Work instructions
Return the records in full, exactly as given.

>> START Given information

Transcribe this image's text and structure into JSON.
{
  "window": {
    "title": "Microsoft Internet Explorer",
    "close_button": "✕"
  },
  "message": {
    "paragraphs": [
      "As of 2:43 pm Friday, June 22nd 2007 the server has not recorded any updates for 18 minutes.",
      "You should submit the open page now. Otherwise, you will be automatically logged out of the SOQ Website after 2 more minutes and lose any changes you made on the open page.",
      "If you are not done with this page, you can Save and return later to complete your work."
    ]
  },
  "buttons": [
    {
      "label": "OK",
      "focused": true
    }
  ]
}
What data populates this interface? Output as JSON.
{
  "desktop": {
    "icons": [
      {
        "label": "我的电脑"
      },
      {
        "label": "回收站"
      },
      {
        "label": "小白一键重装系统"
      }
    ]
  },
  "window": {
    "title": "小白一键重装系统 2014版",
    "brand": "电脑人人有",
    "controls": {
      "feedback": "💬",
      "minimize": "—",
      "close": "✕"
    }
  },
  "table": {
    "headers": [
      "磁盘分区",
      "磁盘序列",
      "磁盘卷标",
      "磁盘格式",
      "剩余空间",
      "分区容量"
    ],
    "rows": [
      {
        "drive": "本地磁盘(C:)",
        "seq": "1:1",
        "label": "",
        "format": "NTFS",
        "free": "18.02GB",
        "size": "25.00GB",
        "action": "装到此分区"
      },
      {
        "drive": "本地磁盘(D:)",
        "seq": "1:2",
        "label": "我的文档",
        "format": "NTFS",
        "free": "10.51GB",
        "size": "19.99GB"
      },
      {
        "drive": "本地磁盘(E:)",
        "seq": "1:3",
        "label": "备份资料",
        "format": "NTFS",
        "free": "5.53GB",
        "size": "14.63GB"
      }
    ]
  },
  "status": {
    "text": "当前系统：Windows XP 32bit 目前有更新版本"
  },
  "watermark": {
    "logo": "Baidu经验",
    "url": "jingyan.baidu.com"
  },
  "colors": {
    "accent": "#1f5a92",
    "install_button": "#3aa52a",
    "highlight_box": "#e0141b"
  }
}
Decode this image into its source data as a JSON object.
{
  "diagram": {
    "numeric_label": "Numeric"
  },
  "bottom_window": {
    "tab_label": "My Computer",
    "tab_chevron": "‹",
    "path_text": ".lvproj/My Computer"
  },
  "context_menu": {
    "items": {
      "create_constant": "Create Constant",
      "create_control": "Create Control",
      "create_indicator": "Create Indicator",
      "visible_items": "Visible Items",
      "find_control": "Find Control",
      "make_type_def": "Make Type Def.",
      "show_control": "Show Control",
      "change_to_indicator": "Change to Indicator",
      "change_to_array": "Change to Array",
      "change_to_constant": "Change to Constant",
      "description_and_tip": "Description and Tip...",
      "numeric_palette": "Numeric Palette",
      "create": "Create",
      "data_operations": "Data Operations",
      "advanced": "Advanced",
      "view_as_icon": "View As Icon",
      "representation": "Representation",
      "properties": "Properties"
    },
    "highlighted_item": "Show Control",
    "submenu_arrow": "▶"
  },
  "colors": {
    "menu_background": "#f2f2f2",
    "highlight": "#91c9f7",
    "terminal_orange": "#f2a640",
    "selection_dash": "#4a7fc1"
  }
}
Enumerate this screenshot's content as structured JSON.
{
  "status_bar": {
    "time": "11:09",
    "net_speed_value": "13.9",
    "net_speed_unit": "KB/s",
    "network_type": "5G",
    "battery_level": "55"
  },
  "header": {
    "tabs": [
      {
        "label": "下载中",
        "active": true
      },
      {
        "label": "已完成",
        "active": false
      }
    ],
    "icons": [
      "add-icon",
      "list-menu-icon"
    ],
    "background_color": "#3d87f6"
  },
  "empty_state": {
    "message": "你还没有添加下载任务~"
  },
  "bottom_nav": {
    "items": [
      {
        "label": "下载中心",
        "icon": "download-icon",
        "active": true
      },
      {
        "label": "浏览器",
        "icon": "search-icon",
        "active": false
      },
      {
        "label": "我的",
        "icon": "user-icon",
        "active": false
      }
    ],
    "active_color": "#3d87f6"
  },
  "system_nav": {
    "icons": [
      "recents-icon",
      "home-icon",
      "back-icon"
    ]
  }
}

>> END Given information

Reply to the exercise
Transcribe this image's text and structure into JSON.
{
  "window": {
    "title": "Microsoft Internet Explorer",
    "close_button": "✕"
  },
  "message": {
    "paragraphs": [
      "As of 2:43 pm Friday, June 22nd 2007 the server has not recorded any updates for 18 minutes.",
      "You should submit the open page now. Otherwise, you will be automatically logged out of the SOQ Website after 2 more minutes and lose any changes you made on the open page.",
      "If you are not done with this page, you can Save and return later to complete your work."
    ]
  },
  "buttons": [
    {
      "label": "OK",
      "focused": true
    }
  ]
}
What data populates this interface? Output as JSON.
{
  "desktop": {
    "icons": [
      {
        "label": "我的电脑"
      },
      {
        "label": "回收站"
      },
      {
        "label": "小白一键重装系统"
      }
    ]
  },
  "window": {
    "title": "小白一键重装系统 2014版",
    "brand": "电脑人人有",
    "controls": {
      "feedback": "💬",
      "minimize": "—",
      "close": "✕"
    }
  },
  "table": {
    "headers": [
      "磁盘分区",
      "磁盘序列",
      "磁盘卷标",
      "磁盘格式",
      "剩余空间",
      "分区容量"
    ],
    "rows": [
      {
        "drive": "本地磁盘(C:)",
        "seq": "1:1",
        "label": "",
        "format": "NTFS",
        "free": "18.02GB",
        "size": "25.00GB",
        "action": "装到此分区"
      },
      {
        "drive": "本地磁盘(D:)",
        "seq": "1:2",
        "label": "我的文档",
        "format": "NTFS",
        "free": "10.51GB",
        "size": "19.99GB"
      },
      {
        "drive": "本地磁盘(E:)",
        "seq": "1:3",
        "label": "备份资料",
        "format": "NTFS",
        "free": "5.53GB",
        "size": "14.63GB"
      }
    ]
  },
  "status": {
    "text": "当前系统：Windows XP 32bit 目前有更新版本"
  },
  "watermark": {
    "logo": "Baidu经验",
    "url": "jingyan.baidu.com"
  },
  "colors": {
    "accent": "#1f5a92",
    "install_button": "#3aa52a",
    "highlight_box": "#e0141b"
  }
}
Decode this image into its source data as a JSON object.
{
  "diagram": {
    "numeric_label": "Numeric"
  },
  "bottom_window": {
    "tab_label": "My Computer",
    "tab_chevron": "‹",
    "path_text": ".lvproj/My Computer"
  },
  "context_menu": {
    "items": {
      "create_constant": "Create Constant",
      "create_control": "Create Control",
      "create_indicator": "Create Indicator",
      "visible_items": "Visible Items",
      "find_control": "Find Control",
      "make_type_def": "Make Type Def.",
      "show_control": "Show Control",
      "change_to_indicator": "Change to Indicator",
      "change_to_array": "Change to Array",
      "change_to_constant": "Change to Constant",
      "description_and_tip": "Description and Tip...",
      "numeric_palette": "Numeric Palette",
      "create": "Create",
      "data_operations": "Data Operations",
      "advanced": "Advanced",
      "view_as_icon": "View As Icon",
      "representation": "Representation",
      "properties": "Properties"
    },
    "highlighted_item": "Show Control",
    "submenu_arrow": "▶"
  },
  "colors": {
    "menu_background": "#f2f2f2",
    "highlight": "#91c9f7",
    "terminal_orange": "#f2a640",
    "selection_dash": "#4a7fc1"
  }
}
Enumerate this screenshot's content as structured JSON.
{
  "status_bar": {
    "time": "11:09",
    "net_speed_value": "13.9",
    "net_speed_unit": "KB/s",
    "network_type": "5G",
    "battery_level": "55"
  },
  "header": {
    "tabs": [
      {
        "label": "下载中",
        "active": true
      },
      {
        "label": "已完成",
        "active": false
      }
    ],
    "icons": [
      "add-icon",
      "list-menu-icon"
    ],
    "background_color": "#3d87f6"
  },
  "empty_state": {
    "message": "你还没有添加下载任务~"
  },
  "bottom_nav": {
    "items": [
      {
        "label": "下载中心",
        "icon": "download-icon",
        "active": true
      },
      {
        "label": "浏览器",
        "icon": "search-icon",
        "active": false
      },
      {
        "label": "我的",
        "icon": "user-icon",
        "active": false
      }
    ],
    "active_color": "#3d87f6"
  },
  "system_nav": {
    "icons": [
      "recents-icon",
      "home-icon",
      "back-icon"
    ]
  }
}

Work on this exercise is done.